[Stated problem] Gather every line of the entries that includes the word "программ".
━━━━━━
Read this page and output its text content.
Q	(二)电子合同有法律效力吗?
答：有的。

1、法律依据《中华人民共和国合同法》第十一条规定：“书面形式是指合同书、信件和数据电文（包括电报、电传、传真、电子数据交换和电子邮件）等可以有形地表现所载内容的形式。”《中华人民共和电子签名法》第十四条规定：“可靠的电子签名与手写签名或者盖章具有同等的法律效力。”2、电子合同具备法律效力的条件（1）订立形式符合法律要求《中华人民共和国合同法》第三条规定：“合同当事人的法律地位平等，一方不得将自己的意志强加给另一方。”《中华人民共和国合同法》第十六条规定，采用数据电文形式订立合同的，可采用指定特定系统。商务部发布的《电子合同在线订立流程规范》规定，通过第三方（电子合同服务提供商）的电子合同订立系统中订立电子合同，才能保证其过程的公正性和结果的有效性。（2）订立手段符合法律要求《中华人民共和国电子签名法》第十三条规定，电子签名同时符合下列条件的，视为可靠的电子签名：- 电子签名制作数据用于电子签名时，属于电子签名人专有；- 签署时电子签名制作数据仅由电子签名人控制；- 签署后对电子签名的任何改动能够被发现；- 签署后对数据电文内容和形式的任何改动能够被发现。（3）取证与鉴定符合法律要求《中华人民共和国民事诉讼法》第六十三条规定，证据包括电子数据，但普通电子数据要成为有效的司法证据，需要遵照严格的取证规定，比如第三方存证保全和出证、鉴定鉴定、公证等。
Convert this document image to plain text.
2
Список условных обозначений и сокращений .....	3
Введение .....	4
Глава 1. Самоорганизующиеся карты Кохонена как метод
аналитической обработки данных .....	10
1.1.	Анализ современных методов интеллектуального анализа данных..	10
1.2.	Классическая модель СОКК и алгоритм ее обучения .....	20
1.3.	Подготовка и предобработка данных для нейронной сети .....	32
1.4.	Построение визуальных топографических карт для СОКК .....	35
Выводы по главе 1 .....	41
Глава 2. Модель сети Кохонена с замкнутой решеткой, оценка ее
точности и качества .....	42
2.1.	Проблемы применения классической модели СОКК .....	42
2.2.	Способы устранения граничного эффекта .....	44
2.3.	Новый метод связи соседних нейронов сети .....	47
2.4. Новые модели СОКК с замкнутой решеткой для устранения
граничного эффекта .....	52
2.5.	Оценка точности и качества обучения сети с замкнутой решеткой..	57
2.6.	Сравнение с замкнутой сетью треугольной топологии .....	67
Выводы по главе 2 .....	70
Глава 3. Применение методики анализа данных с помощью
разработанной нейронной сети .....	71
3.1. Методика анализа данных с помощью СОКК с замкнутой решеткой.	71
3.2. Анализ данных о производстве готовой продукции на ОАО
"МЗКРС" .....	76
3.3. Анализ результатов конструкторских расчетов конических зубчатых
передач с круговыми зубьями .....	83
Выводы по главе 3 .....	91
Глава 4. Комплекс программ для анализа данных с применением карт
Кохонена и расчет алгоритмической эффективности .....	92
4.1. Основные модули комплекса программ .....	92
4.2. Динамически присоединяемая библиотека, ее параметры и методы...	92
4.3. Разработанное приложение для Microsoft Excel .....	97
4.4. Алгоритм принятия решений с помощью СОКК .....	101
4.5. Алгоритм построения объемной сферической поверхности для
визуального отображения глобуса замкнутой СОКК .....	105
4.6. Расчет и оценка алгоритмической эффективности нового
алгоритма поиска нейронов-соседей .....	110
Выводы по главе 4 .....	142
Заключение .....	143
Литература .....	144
━━━━━━
[Output]
Глава 4. Комплекс программ для анализа данных с применением карт
4.1. Основные модули комплекса программ .....	92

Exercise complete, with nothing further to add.